» AIM OF THE EXERCISE:
Summarize the naught compiler homework below in two sentences.

» TEXT EXTRACT:
CSE333 13au -- Homework #4C: `naught compiler` (#C of 3 alternatives)

out: Monday November 18, 2013.
due: Wednesday December 4, 2013, 11:59pm.
Teams: Yes!

Build a compiler. Your compiler accepts as input programs written in naught, a language I made up, and that is described in detail shortly. Your compiler's target language is C, that is, it compiles the naught program into an equivalent C program. You then use gcc to compile the C program into an executable.

You should realize that your naught compiler, like all compilers, is part of a larger toolkit that together allow us to turn source language programs into executions. Here's a picture of the relevant components of the naught toolkit. naught source files have extension .n. It uses .h files in the same way as C/C++.
The blue components and path are the abstract functionality -- your compiler turns naught programs into executables. It achieves this using other tools (just as all compilers do). You will implement the compiler and the naught standard library, and probably some set of naught test programs. An important part of this assignment is understanding how all of this fits together. The insights you'll gain will apply to C/C++ as well.

You'll write the naught compiler in C++. You'll produce C files, and use gcc to compile them, and not g++. (C is the preferable target language because it tolerates more questionable code than C++ is willing to compile.) Because of that, you'll write the naught library in C as well, so it can be linked with naught programs.

naught Application Example

Here is a nonsense application that shows all the constructs in the naught language. The application is contained in four files. Source files must have extent .n.

example.h

#ifndef _EXAMPLE_H
#define _EXAMPLE_H

 function fact(int x, pointer p); # 'function' -> returns an int
sfunction initLabel();            # 'sfunction' -> returns a string

int globalInt;

#endif //_EXAMPLE_H

example.n

#include "nstdlib.h"
#include "example.h"

» PROVIDED MATERIAL:
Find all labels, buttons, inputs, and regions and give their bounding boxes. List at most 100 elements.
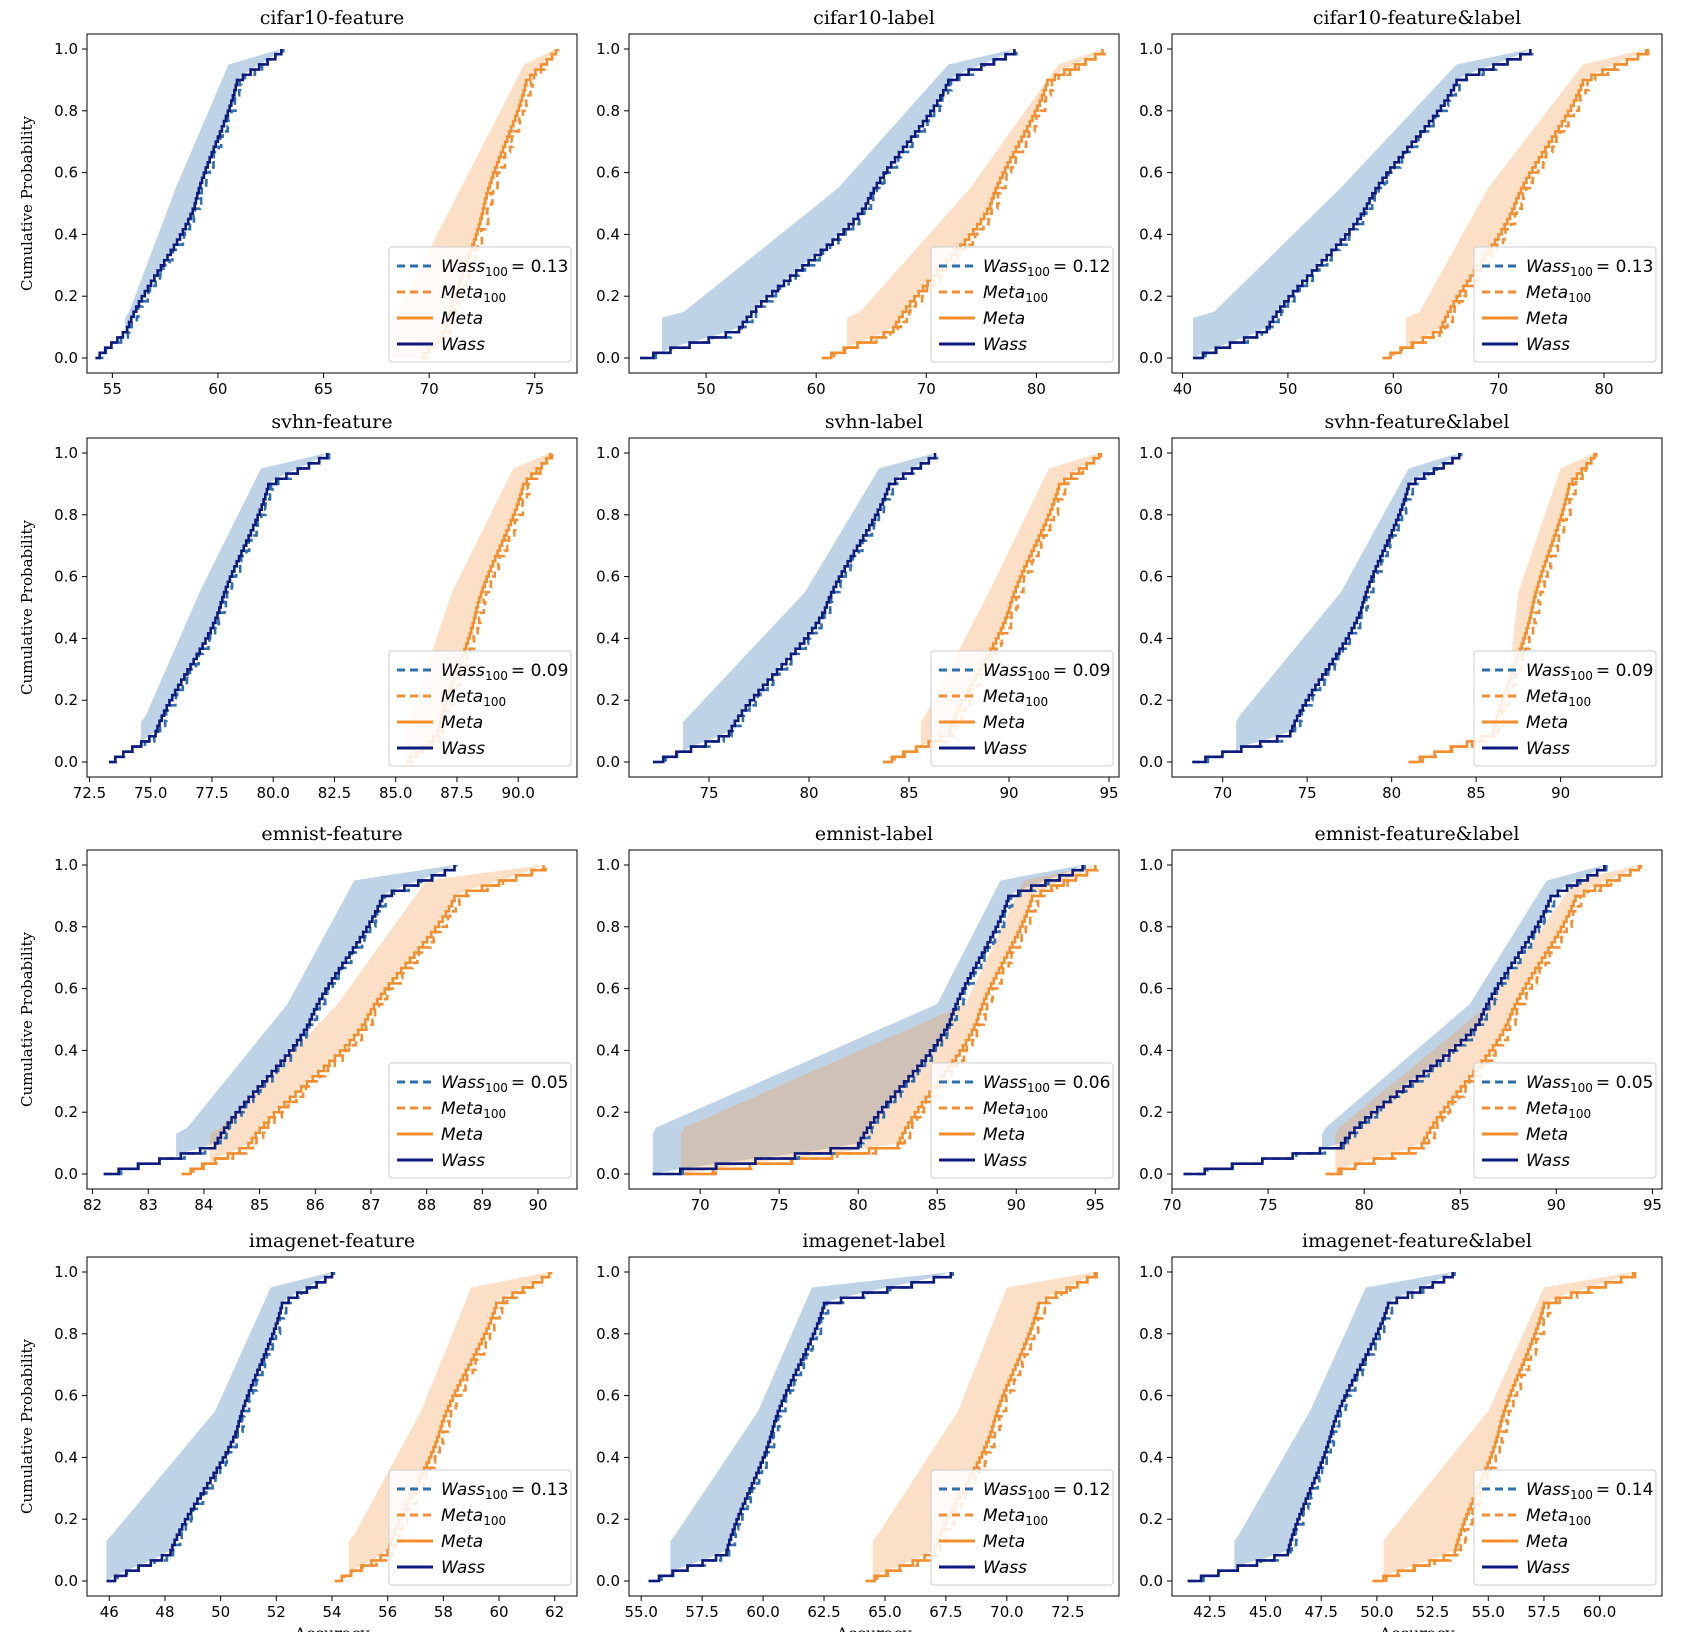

» EXERCISE ANSWER:
In this team assignment, given out on November 18, 2013 and due December 4, 2013 at 11:59pm, students write a compiler in C++ that translates programs in naught, a made-up language, into equivalent C programs that gcc then compiles into executables. They also implement the naught standard library in C so it can be linked with naught programs, and probably some test programs; naught source files have the extension .n and use .h files the same way as C/C++.